RECORDED INFORMATION
:::::

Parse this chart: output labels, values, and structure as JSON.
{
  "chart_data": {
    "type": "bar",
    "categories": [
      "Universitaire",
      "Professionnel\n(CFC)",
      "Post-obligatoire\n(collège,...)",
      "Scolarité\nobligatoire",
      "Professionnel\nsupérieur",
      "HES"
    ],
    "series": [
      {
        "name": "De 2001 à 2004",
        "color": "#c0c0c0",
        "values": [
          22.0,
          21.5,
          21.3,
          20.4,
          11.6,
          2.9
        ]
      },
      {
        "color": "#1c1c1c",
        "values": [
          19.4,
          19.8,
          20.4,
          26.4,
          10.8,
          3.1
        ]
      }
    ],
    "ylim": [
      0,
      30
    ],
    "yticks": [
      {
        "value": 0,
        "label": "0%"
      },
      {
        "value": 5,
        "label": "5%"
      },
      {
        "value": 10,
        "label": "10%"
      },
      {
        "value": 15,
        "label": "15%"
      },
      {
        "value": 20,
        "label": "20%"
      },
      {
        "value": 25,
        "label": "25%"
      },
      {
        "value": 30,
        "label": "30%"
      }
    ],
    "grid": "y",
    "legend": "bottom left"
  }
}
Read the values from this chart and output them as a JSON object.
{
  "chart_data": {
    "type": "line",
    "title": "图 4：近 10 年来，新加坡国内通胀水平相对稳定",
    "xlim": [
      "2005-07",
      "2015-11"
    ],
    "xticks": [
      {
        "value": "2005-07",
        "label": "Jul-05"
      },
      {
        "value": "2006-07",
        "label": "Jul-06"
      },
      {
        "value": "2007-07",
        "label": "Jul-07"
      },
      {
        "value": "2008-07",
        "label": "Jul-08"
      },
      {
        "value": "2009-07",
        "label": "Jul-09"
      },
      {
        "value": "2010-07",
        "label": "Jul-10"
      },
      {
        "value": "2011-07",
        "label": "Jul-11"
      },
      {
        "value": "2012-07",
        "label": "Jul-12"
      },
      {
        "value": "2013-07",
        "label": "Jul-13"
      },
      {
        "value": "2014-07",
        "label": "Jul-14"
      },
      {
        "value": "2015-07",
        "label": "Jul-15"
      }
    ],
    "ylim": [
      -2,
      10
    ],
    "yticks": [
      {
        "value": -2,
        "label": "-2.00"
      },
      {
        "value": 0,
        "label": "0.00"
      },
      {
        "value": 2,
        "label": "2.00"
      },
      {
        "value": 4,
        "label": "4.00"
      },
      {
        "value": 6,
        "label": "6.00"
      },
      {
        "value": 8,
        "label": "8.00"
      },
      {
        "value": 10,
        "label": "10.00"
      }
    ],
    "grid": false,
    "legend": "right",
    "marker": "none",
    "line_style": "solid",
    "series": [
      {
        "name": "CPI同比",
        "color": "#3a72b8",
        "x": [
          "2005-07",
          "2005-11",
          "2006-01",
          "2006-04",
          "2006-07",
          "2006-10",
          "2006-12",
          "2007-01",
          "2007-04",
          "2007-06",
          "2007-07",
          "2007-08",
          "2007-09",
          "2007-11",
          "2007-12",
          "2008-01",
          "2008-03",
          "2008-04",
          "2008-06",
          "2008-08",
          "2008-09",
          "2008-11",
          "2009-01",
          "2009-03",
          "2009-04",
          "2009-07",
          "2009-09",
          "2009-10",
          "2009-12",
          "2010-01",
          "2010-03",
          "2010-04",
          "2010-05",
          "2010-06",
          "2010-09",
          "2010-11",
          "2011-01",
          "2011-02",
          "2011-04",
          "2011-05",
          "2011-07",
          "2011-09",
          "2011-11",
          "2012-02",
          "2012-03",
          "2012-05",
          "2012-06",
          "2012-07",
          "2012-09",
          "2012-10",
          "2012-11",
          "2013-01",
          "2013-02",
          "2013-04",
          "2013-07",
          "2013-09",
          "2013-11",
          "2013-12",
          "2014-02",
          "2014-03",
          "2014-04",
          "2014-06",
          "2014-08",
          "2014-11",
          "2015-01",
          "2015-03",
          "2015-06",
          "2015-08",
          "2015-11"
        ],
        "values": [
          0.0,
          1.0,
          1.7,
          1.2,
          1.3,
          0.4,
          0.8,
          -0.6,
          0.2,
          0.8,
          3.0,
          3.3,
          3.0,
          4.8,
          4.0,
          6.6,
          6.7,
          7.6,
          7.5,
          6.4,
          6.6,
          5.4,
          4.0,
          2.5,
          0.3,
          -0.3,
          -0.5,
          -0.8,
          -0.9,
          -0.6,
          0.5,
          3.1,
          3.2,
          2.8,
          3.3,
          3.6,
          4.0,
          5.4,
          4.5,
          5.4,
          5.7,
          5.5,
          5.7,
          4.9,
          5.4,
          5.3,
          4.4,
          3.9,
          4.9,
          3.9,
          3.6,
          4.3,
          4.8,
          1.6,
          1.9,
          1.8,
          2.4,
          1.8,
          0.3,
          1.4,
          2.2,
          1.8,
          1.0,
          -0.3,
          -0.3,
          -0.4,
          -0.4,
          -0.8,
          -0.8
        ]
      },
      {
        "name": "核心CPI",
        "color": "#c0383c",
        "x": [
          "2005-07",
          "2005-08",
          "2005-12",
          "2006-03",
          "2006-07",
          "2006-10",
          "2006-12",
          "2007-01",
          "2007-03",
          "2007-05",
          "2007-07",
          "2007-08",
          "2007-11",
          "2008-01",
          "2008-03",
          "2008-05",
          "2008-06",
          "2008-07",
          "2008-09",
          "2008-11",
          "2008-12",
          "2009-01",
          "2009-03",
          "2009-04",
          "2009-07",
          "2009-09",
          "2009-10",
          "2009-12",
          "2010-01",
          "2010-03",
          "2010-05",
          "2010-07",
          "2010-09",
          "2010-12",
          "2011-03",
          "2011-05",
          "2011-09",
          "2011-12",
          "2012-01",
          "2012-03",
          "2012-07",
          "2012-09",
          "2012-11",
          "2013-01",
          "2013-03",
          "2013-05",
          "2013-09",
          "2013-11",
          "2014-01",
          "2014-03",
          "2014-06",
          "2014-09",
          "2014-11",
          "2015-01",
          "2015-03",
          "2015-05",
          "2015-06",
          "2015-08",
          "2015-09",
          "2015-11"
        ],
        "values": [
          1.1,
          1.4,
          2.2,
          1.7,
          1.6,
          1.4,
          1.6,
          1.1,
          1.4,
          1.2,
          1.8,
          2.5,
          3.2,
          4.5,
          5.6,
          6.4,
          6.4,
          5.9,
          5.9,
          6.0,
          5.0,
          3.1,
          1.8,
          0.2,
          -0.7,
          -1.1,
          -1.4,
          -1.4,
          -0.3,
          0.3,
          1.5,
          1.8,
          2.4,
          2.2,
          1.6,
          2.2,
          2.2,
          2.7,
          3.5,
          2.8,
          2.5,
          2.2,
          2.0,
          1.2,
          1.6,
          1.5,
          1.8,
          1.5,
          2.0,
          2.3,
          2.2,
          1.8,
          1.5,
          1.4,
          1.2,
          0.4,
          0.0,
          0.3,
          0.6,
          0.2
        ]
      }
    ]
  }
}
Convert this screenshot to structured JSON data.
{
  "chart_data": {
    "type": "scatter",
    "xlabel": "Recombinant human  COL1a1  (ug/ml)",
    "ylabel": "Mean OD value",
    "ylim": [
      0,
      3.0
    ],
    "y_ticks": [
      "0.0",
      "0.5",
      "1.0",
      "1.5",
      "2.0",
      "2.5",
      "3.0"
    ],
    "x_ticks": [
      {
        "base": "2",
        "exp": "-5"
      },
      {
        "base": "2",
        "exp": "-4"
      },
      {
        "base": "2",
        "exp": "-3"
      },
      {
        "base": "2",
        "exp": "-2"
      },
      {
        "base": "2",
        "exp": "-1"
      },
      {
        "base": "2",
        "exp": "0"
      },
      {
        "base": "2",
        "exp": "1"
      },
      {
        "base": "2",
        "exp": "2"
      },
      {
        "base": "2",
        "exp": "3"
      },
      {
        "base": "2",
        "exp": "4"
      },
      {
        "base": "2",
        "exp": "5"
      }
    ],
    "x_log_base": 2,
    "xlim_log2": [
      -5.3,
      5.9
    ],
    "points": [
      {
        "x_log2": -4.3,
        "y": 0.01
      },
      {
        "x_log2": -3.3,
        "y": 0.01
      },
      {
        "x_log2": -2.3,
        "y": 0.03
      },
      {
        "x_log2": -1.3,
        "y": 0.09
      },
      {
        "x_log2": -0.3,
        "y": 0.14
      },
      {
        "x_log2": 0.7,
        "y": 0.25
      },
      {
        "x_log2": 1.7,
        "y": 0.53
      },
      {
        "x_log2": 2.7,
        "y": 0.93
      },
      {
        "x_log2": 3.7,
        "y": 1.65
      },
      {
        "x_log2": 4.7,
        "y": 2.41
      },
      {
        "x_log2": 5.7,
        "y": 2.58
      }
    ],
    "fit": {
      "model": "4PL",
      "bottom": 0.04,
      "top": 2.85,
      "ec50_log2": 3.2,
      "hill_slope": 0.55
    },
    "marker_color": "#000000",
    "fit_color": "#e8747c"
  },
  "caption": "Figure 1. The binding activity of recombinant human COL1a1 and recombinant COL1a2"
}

:::::

WRITTEN PROBLEM
Find the line containing "Convert this screenshot". Reproduce it exactly, along with every line after it through the last.

WORKED SOLUTION
Convert this screenshot to structured JSON data.
{
  "chart_data": {
    "type": "scatter",
    "xlabel": "Recombinant human  COL1a1  (ug/ml)",
    "ylabel": "Mean OD value",
    "ylim": [
      0,
      3.0
    ],
    "y_ticks": [
      "0.0",
      "0.5",
      "1.0",
      "1.5",
      "2.0",
      "2.5",
      "3.0"
    ],
    "x_ticks": [
      {
        "base": "2",
        "exp": "-5"
      },
      {
        "base": "2",
        "exp": "-4"
      },
      {
        "base": "2",
        "exp": "-3"
      },
      {
        "base": "2",
        "exp": "-2"
      },
      {
        "base": "2",
        "exp": "-1"
      },
      {
        "base": "2",
        "exp": "0"
      },
      {
        "base": "2",
        "exp": "1"
      },
      {
        "base": "2",
        "exp": "2"
      },
      {
        "base": "2",
        "exp": "3"
      },
      {
        "base": "2",
        "exp": "4"
      },
      {
        "base": "2",
        "exp": "5"
      }
    ],
    "x_log_base": 2,
    "xlim_log2": [
      -5.3,
      5.9
    ],
    "points": [
      {
        "x_log2": -4.3,
        "y": 0.01
      },
      {
        "x_log2": -3.3,
        "y": 0.01
      },
      {
        "x_log2": -2.3,
        "y": 0.03
      },
      {
        "x_log2": -1.3,
        "y": 0.09
      },
      {
        "x_log2": -0.3,
        "y": 0.14
      },
      {
        "x_log2": 0.7,
        "y": 0.25
      },
      {
        "x_log2": 1.7,
        "y": 0.53
      },
      {
        "x_log2": 2.7,
        "y": 0.93
      },
      {
        "x_log2": 3.7,
        "y": 1.65
      },
      {
        "x_log2": 4.7,
        "y": 2.41
      },
      {
        "x_log2": 5.7,
        "y": 2.58
      }
    ],
    "fit": {
      "model": "4PL",
      "bottom": 0.04,
      "top": 2.85,
      "ec50_log2": 3.2,
      "hill_slope": 0.55
    },
    "marker_color": "#000000",
    "fit_color": "#e8747c"
  },
  "caption": "Figure 1. The binding activity of recombinant human COL1a1 and recombinant COL1a2"
}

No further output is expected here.